Objective
Quote all of the data exactly as given. Skip every picture it contains.

____ Information shown

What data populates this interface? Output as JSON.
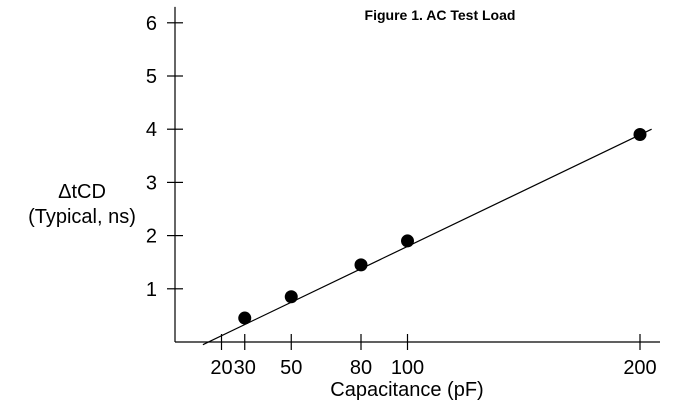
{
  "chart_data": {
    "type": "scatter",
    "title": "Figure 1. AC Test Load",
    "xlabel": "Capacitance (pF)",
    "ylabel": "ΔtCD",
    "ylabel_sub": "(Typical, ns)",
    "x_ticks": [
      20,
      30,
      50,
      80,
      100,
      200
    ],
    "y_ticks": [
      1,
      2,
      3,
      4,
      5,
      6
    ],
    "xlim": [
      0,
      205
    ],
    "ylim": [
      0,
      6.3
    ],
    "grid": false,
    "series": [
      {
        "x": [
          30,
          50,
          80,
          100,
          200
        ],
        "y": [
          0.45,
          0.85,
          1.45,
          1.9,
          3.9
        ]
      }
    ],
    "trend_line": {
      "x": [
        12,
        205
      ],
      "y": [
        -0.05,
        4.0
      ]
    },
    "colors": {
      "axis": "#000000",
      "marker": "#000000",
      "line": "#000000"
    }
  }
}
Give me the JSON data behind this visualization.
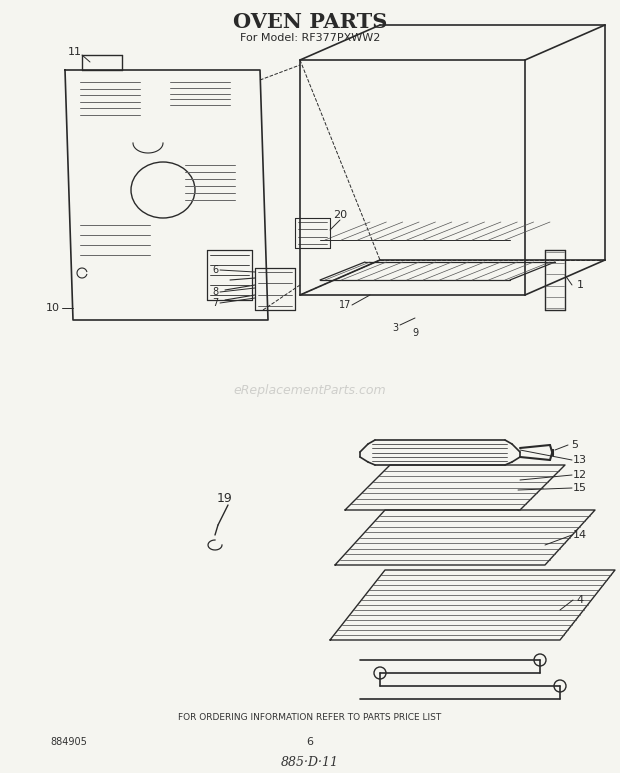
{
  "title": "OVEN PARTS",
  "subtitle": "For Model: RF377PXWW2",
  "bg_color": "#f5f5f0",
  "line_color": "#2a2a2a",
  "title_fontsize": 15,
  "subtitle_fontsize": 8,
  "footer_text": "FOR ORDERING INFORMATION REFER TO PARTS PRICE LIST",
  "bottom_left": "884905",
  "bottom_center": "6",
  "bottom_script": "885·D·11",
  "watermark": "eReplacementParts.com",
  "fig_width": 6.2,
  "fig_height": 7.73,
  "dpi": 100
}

________

Written solution
What data populates this interface? Output as JSON.
{
  "chart_data": {
    "type": "scatter",
    "title": "Figure 1. AC Test Load",
    "xlabel": "Capacitance (pF)",
    "ylabel": "ΔtCD",
    "ylabel_sub": "(Typical, ns)",
    "x_ticks": [
      20,
      30,
      50,
      80,
      100,
      200
    ],
    "y_ticks": [
      1,
      2,
      3,
      4,
      5,
      6
    ],
    "xlim": [
      0,
      205
    ],
    "ylim": [
      0,
      6.3
    ],
    "grid": false,
    "series": [
      {
        "x": [
          30,
          50,
          80,
          100,
          200
        ],
        "y": [
          0.45,
          0.85,
          1.45,
          1.9,
          3.9
        ]
      }
    ],
    "trend_line": {
      "x": [
        12,
        205
      ],
      "y": [
        -0.05,
        4.0
      ]
    },
    "colors": {
      "axis": "#000000",
      "marker": "#000000",
      "line": "#000000"
    }
  }
}
Give me the JSON data behind this visualization.
{
  "title": "OVEN PARTS",
  "subtitle": "For Model: RF377PXWW2",
  "bg_color": "#f5f5f0",
  "line_color": "#2a2a2a",
  "title_fontsize": 15,
  "subtitle_fontsize": 8,
  "footer_text": "FOR ORDERING INFORMATION REFER TO PARTS PRICE LIST",
  "bottom_left": "884905",
  "bottom_center": "6",
  "bottom_script": "885·D·11",
  "watermark": "eReplacementParts.com",
  "fig_width": 6.2,
  "fig_height": 7.73,
  "dpi": 100
}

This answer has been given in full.